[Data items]
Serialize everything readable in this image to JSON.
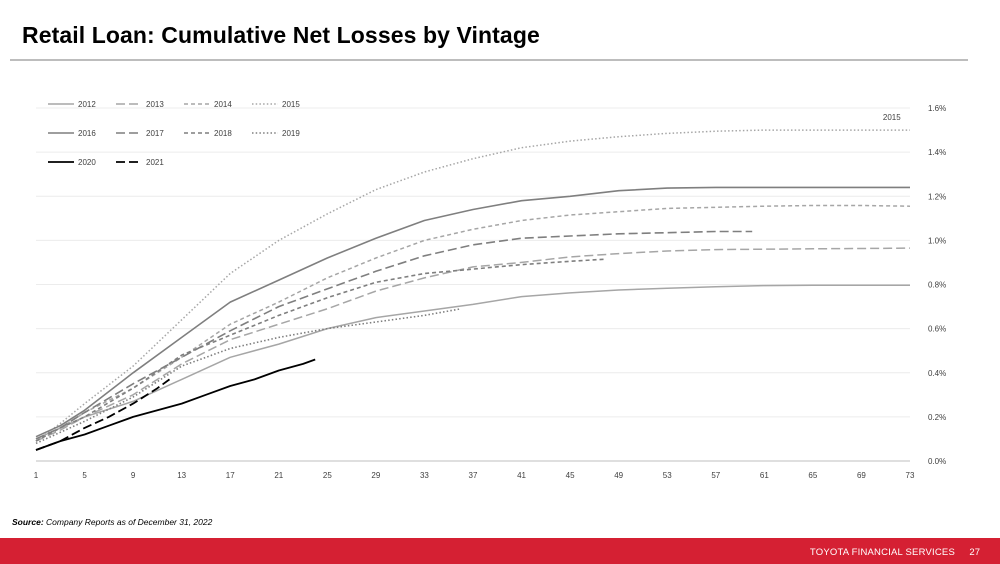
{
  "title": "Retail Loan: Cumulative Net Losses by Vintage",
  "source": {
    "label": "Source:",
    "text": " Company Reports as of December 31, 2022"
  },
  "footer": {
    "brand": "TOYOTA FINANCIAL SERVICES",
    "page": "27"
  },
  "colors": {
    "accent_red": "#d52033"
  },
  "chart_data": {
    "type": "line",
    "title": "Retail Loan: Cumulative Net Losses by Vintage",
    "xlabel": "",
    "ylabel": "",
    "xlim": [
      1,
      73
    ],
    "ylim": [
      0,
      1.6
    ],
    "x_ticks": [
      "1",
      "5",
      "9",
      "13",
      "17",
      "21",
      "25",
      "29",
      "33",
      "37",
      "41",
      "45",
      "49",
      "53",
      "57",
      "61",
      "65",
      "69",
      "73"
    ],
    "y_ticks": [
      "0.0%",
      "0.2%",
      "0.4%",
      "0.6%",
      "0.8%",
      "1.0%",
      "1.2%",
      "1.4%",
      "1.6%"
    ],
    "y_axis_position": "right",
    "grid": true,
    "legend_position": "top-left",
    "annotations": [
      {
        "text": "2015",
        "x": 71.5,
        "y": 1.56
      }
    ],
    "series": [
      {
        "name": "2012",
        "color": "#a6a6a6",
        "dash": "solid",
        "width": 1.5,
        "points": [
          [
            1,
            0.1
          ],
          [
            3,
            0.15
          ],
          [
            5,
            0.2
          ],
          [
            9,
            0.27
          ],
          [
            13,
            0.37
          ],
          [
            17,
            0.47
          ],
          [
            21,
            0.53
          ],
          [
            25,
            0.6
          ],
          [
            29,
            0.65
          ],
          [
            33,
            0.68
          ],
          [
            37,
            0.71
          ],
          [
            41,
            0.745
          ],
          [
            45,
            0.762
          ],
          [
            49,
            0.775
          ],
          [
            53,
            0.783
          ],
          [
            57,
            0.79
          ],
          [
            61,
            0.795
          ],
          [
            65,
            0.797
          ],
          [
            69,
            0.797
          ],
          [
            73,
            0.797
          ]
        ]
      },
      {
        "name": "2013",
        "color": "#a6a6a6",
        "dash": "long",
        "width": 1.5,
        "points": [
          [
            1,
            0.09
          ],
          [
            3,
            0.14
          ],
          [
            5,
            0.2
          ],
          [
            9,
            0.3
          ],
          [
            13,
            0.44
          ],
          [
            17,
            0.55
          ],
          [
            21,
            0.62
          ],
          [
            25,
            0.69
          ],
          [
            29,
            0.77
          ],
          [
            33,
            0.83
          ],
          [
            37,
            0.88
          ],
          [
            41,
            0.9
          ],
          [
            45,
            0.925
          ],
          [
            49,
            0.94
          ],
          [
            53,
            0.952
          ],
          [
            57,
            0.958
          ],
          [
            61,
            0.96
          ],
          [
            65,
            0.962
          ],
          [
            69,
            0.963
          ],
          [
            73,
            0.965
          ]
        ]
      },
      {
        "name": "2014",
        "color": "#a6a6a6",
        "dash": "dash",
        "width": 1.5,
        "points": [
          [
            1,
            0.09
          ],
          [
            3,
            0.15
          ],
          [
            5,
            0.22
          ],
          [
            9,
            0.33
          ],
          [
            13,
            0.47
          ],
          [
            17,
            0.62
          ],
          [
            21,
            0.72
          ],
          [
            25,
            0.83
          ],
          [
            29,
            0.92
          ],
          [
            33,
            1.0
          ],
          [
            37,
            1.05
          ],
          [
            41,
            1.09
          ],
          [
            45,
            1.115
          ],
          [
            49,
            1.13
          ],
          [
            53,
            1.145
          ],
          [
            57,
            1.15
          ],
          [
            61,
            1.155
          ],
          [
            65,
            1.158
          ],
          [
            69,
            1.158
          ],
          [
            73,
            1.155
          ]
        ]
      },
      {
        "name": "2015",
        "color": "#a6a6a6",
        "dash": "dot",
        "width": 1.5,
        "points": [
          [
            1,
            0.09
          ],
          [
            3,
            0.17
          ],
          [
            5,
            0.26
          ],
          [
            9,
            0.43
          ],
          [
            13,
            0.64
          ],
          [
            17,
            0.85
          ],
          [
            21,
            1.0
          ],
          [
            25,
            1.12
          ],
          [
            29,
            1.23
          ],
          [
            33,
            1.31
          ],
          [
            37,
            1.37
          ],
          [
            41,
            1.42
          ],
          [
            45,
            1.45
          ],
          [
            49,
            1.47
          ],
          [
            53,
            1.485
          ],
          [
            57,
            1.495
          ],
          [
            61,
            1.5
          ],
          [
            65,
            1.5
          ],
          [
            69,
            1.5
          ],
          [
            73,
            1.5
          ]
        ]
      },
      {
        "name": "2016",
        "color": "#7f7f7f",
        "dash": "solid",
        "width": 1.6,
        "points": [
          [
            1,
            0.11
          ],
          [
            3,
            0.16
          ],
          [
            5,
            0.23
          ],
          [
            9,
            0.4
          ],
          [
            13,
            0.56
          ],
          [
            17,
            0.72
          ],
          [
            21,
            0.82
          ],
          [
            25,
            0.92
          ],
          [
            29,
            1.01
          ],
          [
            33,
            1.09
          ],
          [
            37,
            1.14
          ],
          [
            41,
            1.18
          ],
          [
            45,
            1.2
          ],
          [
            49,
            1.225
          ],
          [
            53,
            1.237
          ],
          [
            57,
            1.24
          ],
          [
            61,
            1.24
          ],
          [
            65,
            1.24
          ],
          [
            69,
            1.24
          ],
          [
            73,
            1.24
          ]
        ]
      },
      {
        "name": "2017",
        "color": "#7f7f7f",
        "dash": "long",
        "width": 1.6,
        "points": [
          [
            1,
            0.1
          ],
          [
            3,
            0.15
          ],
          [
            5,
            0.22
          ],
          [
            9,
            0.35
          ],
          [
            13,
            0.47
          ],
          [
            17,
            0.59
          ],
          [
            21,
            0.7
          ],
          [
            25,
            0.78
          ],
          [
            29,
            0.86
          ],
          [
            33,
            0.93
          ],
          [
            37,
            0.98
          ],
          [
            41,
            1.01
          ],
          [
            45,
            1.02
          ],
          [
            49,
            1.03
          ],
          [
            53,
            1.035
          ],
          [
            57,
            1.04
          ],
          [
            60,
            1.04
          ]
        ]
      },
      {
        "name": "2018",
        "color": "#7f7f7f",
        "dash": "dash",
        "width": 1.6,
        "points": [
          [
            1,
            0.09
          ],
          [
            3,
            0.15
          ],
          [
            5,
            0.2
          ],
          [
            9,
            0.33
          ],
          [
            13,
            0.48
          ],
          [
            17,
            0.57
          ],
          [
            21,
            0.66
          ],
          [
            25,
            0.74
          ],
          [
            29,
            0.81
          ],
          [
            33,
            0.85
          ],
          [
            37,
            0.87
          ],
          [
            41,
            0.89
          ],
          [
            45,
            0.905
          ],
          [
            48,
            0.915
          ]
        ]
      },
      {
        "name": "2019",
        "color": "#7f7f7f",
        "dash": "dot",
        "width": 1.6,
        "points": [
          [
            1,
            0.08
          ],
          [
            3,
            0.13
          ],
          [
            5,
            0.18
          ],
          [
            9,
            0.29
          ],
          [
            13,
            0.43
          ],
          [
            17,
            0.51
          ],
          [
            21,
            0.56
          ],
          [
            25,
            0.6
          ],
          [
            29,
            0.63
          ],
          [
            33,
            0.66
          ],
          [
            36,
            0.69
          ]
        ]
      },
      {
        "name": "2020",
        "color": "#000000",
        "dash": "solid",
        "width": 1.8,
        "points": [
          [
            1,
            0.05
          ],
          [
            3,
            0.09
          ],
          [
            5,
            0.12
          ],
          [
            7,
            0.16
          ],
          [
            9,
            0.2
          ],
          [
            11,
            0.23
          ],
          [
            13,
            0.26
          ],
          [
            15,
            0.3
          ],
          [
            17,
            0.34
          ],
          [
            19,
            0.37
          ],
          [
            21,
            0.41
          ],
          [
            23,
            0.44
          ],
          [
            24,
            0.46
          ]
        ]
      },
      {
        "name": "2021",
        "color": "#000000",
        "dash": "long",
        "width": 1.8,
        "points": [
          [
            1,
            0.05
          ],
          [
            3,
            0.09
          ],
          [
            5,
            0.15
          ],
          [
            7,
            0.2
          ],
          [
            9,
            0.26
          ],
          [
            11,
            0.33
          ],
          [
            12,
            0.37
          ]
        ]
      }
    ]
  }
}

--

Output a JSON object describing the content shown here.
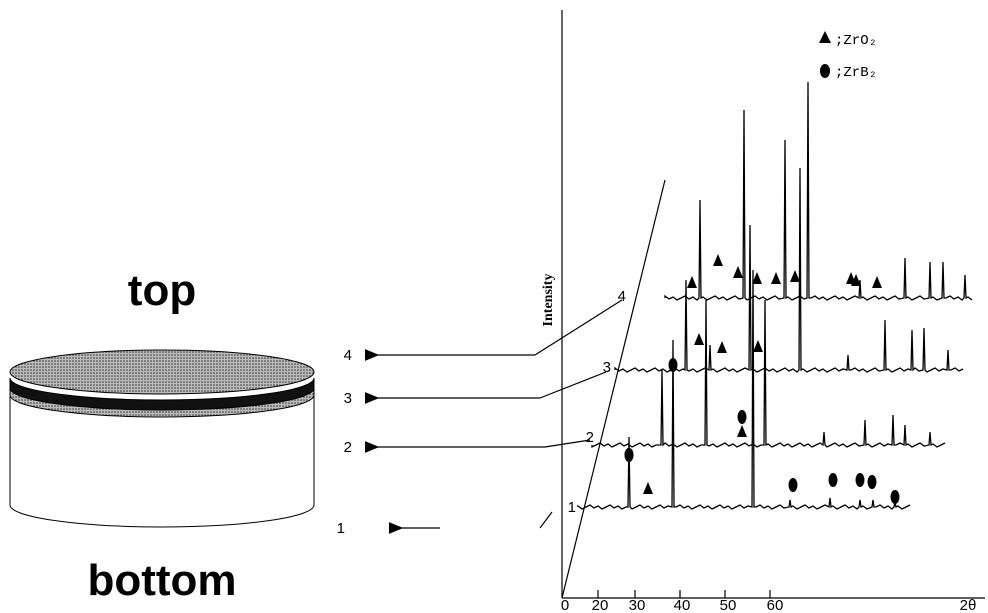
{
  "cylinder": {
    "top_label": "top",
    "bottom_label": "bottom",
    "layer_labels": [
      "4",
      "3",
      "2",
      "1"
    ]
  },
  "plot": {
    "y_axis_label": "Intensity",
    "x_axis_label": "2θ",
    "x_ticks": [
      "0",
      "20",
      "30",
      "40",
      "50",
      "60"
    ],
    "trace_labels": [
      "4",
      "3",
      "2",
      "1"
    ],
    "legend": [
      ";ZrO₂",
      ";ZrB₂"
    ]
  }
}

Written task - Go over the data above and copy every line that has the word "Retail" in it.

Answer in full -
  "title": "Retail Loan: Cumulative Net Losses by Vintage",
    "title": "Retail Loan: Cumulative Net Losses by Vintage",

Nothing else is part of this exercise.